» **Task details**: Scan the listing below. Report each line that includes "received".
<<<<
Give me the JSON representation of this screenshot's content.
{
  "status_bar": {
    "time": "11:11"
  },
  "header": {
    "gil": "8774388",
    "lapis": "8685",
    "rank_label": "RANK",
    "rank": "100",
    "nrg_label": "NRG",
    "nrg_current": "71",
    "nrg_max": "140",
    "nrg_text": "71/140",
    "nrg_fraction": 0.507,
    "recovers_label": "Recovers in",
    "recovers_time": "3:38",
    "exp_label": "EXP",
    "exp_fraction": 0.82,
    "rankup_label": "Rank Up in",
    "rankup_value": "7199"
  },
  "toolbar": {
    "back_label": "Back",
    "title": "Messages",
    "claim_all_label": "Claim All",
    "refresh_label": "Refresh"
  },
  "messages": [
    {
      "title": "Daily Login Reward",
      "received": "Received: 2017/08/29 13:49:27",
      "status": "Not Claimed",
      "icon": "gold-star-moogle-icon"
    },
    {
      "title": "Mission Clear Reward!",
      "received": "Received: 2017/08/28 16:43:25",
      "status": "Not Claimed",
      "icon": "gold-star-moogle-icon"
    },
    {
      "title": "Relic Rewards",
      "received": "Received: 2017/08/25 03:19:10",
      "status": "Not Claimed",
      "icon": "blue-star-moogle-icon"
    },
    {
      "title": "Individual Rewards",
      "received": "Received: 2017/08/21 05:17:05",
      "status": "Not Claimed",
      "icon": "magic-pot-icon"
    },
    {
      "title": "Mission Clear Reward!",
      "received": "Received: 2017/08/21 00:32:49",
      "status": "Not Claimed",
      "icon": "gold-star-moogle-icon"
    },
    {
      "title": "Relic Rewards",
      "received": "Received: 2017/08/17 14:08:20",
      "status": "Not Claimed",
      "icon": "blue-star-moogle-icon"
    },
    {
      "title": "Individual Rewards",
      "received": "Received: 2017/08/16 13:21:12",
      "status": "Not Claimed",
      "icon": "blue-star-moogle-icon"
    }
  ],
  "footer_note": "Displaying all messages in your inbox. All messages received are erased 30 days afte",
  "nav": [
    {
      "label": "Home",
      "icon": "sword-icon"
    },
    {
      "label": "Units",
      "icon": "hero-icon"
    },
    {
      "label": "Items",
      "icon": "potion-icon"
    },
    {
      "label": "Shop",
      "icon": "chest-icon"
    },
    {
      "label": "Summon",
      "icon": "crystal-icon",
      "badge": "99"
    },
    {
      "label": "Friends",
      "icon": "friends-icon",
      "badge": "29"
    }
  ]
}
>>>>
<<<<
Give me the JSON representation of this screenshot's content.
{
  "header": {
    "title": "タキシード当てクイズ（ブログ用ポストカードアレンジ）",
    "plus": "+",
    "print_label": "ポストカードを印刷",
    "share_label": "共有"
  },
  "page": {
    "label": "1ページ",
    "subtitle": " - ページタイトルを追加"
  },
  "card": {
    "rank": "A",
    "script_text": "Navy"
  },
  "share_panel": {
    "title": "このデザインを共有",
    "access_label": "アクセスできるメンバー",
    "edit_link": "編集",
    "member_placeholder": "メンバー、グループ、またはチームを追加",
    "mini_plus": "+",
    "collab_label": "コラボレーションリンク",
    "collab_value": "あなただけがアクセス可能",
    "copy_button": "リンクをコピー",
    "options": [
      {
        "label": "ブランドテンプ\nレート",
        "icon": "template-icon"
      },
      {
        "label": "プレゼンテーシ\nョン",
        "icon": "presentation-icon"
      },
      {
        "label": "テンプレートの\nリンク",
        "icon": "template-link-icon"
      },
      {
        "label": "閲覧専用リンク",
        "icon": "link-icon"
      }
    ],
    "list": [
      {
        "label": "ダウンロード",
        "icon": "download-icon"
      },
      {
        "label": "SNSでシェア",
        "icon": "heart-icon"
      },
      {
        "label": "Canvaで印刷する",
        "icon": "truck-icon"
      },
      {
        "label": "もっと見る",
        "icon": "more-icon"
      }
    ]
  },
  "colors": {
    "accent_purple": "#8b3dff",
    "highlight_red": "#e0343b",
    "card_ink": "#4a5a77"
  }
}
>>>>
» **Task response**:
      "received": "Received: 2017/08/29 13:49:27",
      "received": "Received: 2017/08/28 16:43:25",
      "received": "Received: 2017/08/25 03:19:10",
      "received": "Received: 2017/08/21 05:17:05",
      "received": "Received: 2017/08/21 00:32:49",
      "received": "Received: 2017/08/17 14:08:20",
      "received": "Received: 2017/08/16 13:21:12",
  "footer_note": "Displaying all messages in your inbox. All messages received are erased 30 days afte",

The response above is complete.